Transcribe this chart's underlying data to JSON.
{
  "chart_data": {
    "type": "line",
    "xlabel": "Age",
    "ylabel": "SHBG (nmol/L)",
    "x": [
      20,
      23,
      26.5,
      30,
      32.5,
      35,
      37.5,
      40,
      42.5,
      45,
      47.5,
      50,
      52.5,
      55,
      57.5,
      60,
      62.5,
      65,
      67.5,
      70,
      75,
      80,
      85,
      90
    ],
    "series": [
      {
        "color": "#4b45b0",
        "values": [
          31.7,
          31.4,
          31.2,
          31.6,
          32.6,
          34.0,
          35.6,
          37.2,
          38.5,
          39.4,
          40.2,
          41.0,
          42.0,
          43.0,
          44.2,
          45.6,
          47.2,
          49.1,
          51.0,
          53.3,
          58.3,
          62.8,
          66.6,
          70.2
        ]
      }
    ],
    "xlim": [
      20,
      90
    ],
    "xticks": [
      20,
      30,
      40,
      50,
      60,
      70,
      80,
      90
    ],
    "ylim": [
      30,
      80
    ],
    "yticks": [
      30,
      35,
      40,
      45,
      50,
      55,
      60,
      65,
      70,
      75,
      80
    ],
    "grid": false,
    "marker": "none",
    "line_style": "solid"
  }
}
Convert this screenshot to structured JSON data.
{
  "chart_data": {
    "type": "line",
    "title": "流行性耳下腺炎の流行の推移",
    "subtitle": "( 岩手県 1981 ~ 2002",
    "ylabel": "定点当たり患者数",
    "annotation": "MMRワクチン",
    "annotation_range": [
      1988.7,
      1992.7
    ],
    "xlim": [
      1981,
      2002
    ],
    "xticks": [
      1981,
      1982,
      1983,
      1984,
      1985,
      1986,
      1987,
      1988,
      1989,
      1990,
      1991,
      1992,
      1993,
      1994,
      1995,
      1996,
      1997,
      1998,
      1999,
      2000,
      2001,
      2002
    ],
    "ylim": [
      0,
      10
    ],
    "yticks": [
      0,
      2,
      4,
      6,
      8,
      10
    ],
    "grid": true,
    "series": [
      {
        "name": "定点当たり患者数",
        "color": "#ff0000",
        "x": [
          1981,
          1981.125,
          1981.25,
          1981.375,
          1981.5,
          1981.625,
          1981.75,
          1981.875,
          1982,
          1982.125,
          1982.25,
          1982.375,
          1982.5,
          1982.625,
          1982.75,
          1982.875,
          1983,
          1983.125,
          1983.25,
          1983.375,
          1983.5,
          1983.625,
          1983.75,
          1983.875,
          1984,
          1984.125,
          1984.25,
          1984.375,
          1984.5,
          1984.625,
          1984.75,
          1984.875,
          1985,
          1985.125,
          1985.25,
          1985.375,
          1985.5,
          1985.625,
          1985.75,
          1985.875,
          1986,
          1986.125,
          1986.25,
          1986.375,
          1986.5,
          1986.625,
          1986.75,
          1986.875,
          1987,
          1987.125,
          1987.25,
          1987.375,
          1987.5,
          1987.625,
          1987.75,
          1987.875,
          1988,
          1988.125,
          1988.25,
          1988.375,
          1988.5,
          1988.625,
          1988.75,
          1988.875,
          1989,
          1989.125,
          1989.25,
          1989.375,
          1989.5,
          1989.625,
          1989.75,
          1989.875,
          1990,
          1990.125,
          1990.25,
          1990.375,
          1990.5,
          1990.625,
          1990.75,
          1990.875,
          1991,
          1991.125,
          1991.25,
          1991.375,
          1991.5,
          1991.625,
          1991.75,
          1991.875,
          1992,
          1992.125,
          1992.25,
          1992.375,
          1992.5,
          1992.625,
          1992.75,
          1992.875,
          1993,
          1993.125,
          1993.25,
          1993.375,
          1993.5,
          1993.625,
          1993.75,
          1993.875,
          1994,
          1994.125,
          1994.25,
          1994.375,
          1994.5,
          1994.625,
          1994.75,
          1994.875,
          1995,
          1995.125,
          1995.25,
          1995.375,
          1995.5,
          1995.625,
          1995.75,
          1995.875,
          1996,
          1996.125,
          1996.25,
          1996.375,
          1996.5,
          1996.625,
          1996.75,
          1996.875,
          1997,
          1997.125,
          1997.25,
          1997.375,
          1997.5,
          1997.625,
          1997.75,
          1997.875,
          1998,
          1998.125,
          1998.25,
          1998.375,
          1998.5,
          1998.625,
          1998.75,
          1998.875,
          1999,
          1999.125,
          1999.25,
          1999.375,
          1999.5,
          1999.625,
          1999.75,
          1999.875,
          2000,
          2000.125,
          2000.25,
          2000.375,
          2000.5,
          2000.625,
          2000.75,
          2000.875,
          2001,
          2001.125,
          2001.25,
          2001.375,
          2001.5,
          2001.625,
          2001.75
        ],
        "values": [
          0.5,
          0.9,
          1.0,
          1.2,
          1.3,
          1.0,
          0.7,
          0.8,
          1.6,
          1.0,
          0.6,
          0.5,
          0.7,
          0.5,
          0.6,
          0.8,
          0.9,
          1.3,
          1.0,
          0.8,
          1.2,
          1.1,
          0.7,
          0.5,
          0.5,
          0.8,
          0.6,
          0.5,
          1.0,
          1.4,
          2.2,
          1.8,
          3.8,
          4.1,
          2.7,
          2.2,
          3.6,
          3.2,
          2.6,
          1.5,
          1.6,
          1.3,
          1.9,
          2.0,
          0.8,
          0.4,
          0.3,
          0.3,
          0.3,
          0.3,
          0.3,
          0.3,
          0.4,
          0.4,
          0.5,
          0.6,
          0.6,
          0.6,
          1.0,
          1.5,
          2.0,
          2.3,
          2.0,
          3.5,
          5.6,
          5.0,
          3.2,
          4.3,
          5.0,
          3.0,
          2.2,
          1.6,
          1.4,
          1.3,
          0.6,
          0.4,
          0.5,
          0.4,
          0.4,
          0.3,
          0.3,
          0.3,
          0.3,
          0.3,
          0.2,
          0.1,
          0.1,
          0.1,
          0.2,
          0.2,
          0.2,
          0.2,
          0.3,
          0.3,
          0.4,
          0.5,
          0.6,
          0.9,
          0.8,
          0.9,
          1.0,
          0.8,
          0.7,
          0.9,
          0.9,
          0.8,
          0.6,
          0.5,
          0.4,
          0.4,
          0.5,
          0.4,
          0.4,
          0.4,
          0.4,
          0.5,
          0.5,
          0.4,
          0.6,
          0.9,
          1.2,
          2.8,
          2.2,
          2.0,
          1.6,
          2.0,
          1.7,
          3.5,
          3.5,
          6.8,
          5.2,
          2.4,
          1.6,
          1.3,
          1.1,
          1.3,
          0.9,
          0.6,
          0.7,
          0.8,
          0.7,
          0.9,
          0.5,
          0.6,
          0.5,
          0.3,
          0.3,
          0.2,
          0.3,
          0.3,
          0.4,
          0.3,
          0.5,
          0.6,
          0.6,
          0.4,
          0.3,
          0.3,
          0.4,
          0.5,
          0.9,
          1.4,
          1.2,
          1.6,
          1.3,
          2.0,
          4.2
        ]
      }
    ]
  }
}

* * *

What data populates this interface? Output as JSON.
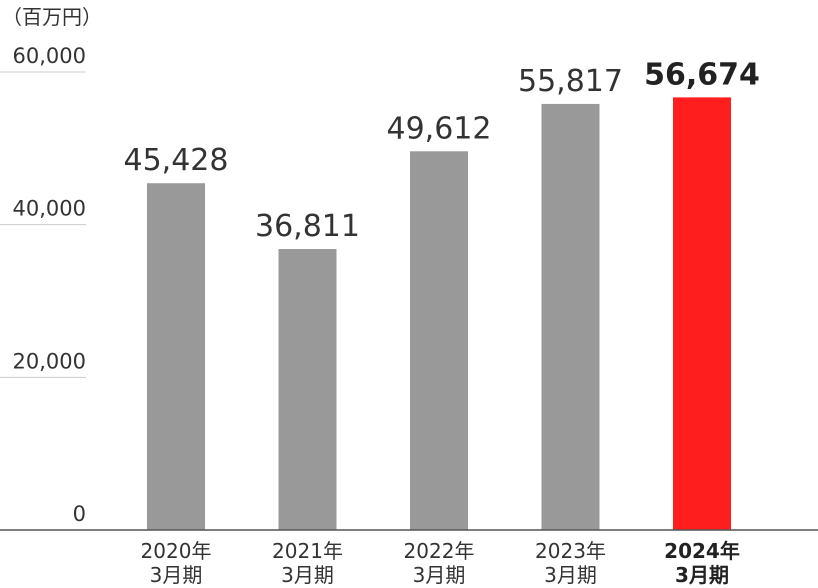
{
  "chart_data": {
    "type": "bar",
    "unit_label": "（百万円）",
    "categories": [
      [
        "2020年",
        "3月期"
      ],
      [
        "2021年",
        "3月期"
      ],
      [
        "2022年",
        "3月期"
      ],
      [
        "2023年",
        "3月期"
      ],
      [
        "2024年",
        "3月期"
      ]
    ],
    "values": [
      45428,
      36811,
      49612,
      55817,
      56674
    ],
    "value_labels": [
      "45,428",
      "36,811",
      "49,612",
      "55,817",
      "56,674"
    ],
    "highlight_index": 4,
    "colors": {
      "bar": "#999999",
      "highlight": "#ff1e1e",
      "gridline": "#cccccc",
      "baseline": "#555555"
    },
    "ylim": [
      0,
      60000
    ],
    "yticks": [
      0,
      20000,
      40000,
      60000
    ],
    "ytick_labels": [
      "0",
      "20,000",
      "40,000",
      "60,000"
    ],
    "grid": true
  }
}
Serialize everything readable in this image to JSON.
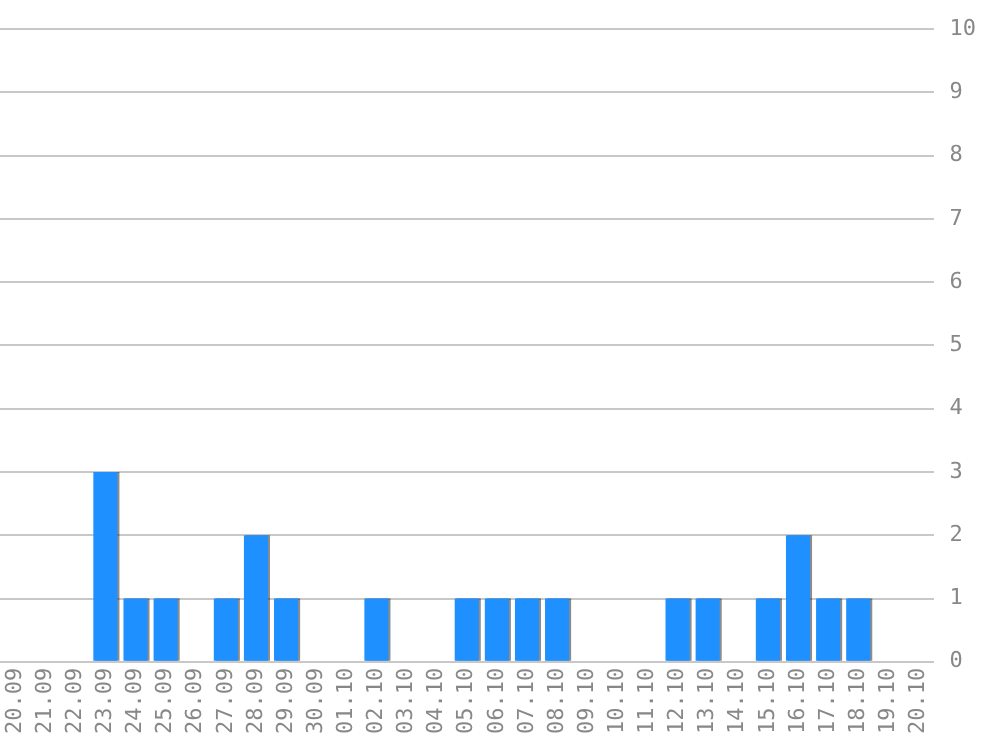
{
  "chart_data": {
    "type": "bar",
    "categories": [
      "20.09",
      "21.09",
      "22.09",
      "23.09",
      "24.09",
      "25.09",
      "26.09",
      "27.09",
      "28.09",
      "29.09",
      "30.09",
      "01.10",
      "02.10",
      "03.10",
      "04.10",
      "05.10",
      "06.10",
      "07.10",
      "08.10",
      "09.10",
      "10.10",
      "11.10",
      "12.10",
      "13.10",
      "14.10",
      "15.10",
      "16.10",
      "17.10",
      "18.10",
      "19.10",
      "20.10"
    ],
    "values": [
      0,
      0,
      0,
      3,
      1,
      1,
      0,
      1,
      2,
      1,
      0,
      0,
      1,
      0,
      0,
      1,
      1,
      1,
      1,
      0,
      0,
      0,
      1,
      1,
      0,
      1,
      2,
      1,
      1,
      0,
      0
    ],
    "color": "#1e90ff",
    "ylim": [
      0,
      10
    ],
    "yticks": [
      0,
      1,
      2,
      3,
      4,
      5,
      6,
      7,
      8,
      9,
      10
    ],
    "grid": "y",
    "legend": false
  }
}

** Set task **
Look for the word "JSON" and return every line where it occurs.

** Solution to the exercise **
Transcribe this chart's underlying data to JSON.
Convert this screenshot to structured JSON data.
What data populates this interface? Output as JSON.
Serialize everything readable in this image to JSON.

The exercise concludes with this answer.